▶ Description of the task: All of the material below is to be returned exactly.

-- Begin --

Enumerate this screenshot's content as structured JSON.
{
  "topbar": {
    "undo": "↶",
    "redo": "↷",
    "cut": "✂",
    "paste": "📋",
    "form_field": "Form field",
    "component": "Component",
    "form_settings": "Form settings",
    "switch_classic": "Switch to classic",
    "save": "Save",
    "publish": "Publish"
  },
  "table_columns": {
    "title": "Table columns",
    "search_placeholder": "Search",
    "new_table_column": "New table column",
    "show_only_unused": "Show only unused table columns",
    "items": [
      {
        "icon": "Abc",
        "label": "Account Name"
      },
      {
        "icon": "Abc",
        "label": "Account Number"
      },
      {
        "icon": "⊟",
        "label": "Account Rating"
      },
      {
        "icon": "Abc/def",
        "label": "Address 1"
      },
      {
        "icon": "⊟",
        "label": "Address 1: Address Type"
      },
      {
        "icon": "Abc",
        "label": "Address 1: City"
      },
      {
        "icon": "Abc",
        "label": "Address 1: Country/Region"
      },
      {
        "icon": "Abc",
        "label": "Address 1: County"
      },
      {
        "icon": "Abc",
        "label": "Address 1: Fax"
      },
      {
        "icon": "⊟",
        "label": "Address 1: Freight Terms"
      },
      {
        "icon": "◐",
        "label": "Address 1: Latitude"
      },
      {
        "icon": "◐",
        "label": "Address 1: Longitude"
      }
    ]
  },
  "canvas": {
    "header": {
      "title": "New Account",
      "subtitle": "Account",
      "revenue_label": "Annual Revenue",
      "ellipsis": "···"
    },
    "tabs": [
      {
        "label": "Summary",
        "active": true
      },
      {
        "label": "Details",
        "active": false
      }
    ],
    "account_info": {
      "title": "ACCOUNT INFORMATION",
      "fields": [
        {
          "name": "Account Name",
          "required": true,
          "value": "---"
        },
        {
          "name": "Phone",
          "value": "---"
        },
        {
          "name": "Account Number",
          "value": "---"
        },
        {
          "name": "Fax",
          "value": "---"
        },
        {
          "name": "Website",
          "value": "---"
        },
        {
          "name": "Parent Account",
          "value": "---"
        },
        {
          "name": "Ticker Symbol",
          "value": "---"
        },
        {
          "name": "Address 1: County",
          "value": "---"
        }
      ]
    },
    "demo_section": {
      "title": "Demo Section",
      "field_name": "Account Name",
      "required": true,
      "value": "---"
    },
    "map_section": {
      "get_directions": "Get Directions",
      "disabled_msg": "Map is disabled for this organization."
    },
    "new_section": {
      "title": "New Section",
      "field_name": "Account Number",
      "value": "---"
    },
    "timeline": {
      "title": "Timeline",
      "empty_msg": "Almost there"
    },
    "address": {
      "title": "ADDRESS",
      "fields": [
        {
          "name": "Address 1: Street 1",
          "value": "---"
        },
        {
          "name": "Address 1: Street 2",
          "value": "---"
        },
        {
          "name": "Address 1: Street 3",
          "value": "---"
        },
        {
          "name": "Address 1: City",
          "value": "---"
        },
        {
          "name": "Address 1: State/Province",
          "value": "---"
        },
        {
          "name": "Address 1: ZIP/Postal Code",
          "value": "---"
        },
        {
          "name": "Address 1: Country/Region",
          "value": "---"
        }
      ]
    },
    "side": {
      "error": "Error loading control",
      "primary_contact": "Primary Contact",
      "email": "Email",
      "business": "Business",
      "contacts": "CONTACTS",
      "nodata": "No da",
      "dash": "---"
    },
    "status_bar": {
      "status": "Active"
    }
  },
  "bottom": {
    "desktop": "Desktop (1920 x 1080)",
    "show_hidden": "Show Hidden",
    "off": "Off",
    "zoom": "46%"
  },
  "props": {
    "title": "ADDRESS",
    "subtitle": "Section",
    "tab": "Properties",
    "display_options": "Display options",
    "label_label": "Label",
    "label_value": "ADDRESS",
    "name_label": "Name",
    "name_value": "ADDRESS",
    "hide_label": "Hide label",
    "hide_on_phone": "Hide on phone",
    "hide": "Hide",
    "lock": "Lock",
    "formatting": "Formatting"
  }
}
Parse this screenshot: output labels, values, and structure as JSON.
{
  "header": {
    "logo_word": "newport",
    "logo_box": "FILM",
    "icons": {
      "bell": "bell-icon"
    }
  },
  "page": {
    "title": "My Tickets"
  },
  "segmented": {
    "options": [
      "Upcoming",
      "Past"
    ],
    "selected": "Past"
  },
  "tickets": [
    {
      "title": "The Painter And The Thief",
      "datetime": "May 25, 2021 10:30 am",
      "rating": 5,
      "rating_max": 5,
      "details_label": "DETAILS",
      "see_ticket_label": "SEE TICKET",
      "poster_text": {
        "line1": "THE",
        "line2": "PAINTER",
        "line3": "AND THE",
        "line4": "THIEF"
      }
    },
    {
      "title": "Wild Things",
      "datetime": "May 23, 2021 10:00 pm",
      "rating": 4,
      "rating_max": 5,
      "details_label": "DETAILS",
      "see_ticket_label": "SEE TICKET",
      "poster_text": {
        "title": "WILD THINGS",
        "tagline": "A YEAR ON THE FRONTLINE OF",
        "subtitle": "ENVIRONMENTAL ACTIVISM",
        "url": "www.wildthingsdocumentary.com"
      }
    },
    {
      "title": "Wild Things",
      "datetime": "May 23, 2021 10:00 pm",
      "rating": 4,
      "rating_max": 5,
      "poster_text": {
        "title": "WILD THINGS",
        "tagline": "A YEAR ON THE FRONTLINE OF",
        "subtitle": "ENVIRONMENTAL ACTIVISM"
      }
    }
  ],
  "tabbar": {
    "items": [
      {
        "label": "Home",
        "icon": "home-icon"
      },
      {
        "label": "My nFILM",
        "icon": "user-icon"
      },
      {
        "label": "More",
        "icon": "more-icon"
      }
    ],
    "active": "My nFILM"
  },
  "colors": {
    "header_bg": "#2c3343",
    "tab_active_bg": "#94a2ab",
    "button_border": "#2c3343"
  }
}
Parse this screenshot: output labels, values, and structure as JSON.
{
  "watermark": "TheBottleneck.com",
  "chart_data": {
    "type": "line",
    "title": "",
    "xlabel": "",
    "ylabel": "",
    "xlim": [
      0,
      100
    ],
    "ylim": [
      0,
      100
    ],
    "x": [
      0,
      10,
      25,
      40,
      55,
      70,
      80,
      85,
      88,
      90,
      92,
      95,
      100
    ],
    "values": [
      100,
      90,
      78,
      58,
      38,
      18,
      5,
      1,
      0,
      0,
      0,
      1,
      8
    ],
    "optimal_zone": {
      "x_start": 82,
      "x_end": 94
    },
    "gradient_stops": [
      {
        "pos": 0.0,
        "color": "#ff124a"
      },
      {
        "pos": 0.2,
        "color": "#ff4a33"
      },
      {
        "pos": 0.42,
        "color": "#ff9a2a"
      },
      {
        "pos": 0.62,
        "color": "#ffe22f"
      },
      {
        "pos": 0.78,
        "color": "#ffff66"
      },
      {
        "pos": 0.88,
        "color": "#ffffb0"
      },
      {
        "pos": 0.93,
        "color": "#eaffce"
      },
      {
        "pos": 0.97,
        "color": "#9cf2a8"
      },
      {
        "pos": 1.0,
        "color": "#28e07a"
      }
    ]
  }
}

-- End --

▶ Full solution:
Enumerate this screenshot's content as structured JSON.
{
  "topbar": {
    "undo": "↶",
    "redo": "↷",
    "cut": "✂",
    "paste": "📋",
    "form_field": "Form field",
    "component": "Component",
    "form_settings": "Form settings",
    "switch_classic": "Switch to classic",
    "save": "Save",
    "publish": "Publish"
  },
  "table_columns": {
    "title": "Table columns",
    "search_placeholder": "Search",
    "new_table_column": "New table column",
    "show_only_unused": "Show only unused table columns",
    "items": [
      {
        "icon": "Abc",
        "label": "Account Name"
      },
      {
        "icon": "Abc",
        "label": "Account Number"
      },
      {
        "icon": "⊟",
        "label": "Account Rating"
      },
      {
        "icon": "Abc/def",
        "label": "Address 1"
      },
      {
        "icon": "⊟",
        "label": "Address 1: Address Type"
      },
      {
        "icon": "Abc",
        "label": "Address 1: City"
      },
      {
        "icon": "Abc",
        "label": "Address 1: Country/Region"
      },
      {
        "icon": "Abc",
        "label": "Address 1: County"
      },
      {
        "icon": "Abc",
        "label": "Address 1: Fax"
      },
      {
        "icon": "⊟",
        "label": "Address 1: Freight Terms"
      },
      {
        "icon": "◐",
        "label": "Address 1: Latitude"
      },
      {
        "icon": "◐",
        "label": "Address 1: Longitude"
      }
    ]
  },
  "canvas": {
    "header": {
      "title": "New Account",
      "subtitle": "Account",
      "revenue_label": "Annual Revenue",
      "ellipsis": "···"
    },
    "tabs": [
      {
        "label": "Summary",
        "active": true
      },
      {
        "label": "Details",
        "active": false
      }
    ],
    "account_info": {
      "title": "ACCOUNT INFORMATION",
      "fields": [
        {
          "name": "Account Name",
          "required": true,
          "value": "---"
        },
        {
          "name": "Phone",
          "value": "---"
        },
        {
          "name": "Account Number",
          "value": "---"
        },
        {
          "name": "Fax",
          "value": "---"
        },
        {
          "name": "Website",
          "value": "---"
        },
        {
          "name": "Parent Account",
          "value": "---"
        },
        {
          "name": "Ticker Symbol",
          "value": "---"
        },
        {
          "name": "Address 1: County",
          "value": "---"
        }
      ]
    },
    "demo_section": {
      "title": "Demo Section",
      "field_name": "Account Name",
      "required": true,
      "value": "---"
    },
    "map_section": {
      "get_directions": "Get Directions",
      "disabled_msg": "Map is disabled for this organization."
    },
    "new_section": {
      "title": "New Section",
      "field_name": "Account Number",
      "value": "---"
    },
    "timeline": {
      "title": "Timeline",
      "empty_msg": "Almost there"
    },
    "address": {
      "title": "ADDRESS",
      "fields": [
        {
          "name": "Address 1: Street 1",
          "value": "---"
        },
        {
          "name": "Address 1: Street 2",
          "value": "---"
        },
        {
          "name": "Address 1: Street 3",
          "value": "---"
        },
        {
          "name": "Address 1: City",
          "value": "---"
        },
        {
          "name": "Address 1: State/Province",
          "value": "---"
        },
        {
          "name": "Address 1: ZIP/Postal Code",
          "value": "---"
        },
        {
          "name": "Address 1: Country/Region",
          "value": "---"
        }
      ]
    },
    "side": {
      "error": "Error loading control",
      "primary_contact": "Primary Contact",
      "email": "Email",
      "business": "Business",
      "contacts": "CONTACTS",
      "nodata": "No da",
      "dash": "---"
    },
    "status_bar": {
      "status": "Active"
    }
  },
  "bottom": {
    "desktop": "Desktop (1920 x 1080)",
    "show_hidden": "Show Hidden",
    "off": "Off",
    "zoom": "46%"
  },
  "props": {
    "title": "ADDRESS",
    "subtitle": "Section",
    "tab": "Properties",
    "display_options": "Display options",
    "label_label": "Label",
    "label_value": "ADDRESS",
    "name_label": "Name",
    "name_value": "ADDRESS",
    "hide_label": "Hide label",
    "hide_on_phone": "Hide on phone",
    "hide": "Hide",
    "lock": "Lock",
    "formatting": "Formatting"
  }
}
Parse this screenshot: output labels, values, and structure as JSON.
{
  "header": {
    "logo_word": "newport",
    "logo_box": "FILM",
    "icons": {
      "bell": "bell-icon"
    }
  },
  "page": {
    "title": "My Tickets"
  },
  "segmented": {
    "options": [
      "Upcoming",
      "Past"
    ],
    "selected": "Past"
  },
  "tickets": [
    {
      "title": "The Painter And The Thief",
      "datetime": "May 25, 2021 10:30 am",
      "rating": 5,
      "rating_max": 5,
      "details_label": "DETAILS",
      "see_ticket_label": "SEE TICKET",
      "poster_text": {
        "line1": "THE",
        "line2": "PAINTER",
        "line3": "AND THE",
        "line4": "THIEF"
      }
    },
    {
      "title": "Wild Things",
      "datetime": "May 23, 2021 10:00 pm",
      "rating": 4,
      "rating_max": 5,
      "details_label": "DETAILS",
      "see_ticket_label": "SEE TICKET",
      "poster_text": {
        "title": "WILD THINGS",
        "tagline": "A YEAR ON THE FRONTLINE OF",
        "subtitle": "ENVIRONMENTAL ACTIVISM",
        "url": "www.wildthingsdocumentary.com"
      }
    },
    {
      "title": "Wild Things",
      "datetime": "May 23, 2021 10:00 pm",
      "rating": 4,
      "rating_max": 5,
      "poster_text": {
        "title": "WILD THINGS",
        "tagline": "A YEAR ON THE FRONTLINE OF",
        "subtitle": "ENVIRONMENTAL ACTIVISM"
      }
    }
  ],
  "tabbar": {
    "items": [
      {
        "label": "Home",
        "icon": "home-icon"
      },
      {
        "label": "My nFILM",
        "icon": "user-icon"
      },
      {
        "label": "More",
        "icon": "more-icon"
      }
    ],
    "active": "My nFILM"
  },
  "colors": {
    "header_bg": "#2c3343",
    "tab_active_bg": "#94a2ab",
    "button_border": "#2c3343"
  }
}
Parse this screenshot: output labels, values, and structure as JSON.
{
  "watermark": "TheBottleneck.com",
  "chart_data": {
    "type": "line",
    "title": "",
    "xlabel": "",
    "ylabel": "",
    "xlim": [
      0,
      100
    ],
    "ylim": [
      0,
      100
    ],
    "x": [
      0,
      10,
      25,
      40,
      55,
      70,
      80,
      85,
      88,
      90,
      92,
      95,
      100
    ],
    "values": [
      100,
      90,
      78,
      58,
      38,
      18,
      5,
      1,
      0,
      0,
      0,
      1,
      8
    ],
    "optimal_zone": {
      "x_start": 82,
      "x_end": 94
    },
    "gradient_stops": [
      {
        "pos": 0.0,
        "color": "#ff124a"
      },
      {
        "pos": 0.2,
        "color": "#ff4a33"
      },
      {
        "pos": 0.42,
        "color": "#ff9a2a"
      },
      {
        "pos": 0.62,
        "color": "#ffe22f"
      },
      {
        "pos": 0.78,
        "color": "#ffff66"
      },
      {
        "pos": 0.88,
        "color": "#ffffb0"
      },
      {
        "pos": 0.93,
        "color": "#eaffce"
      },
      {
        "pos": 0.97,
        "color": "#9cf2a8"
      },
      {
        "pos": 1.0,
        "color": "#28e07a"
      }
    ]
  }
}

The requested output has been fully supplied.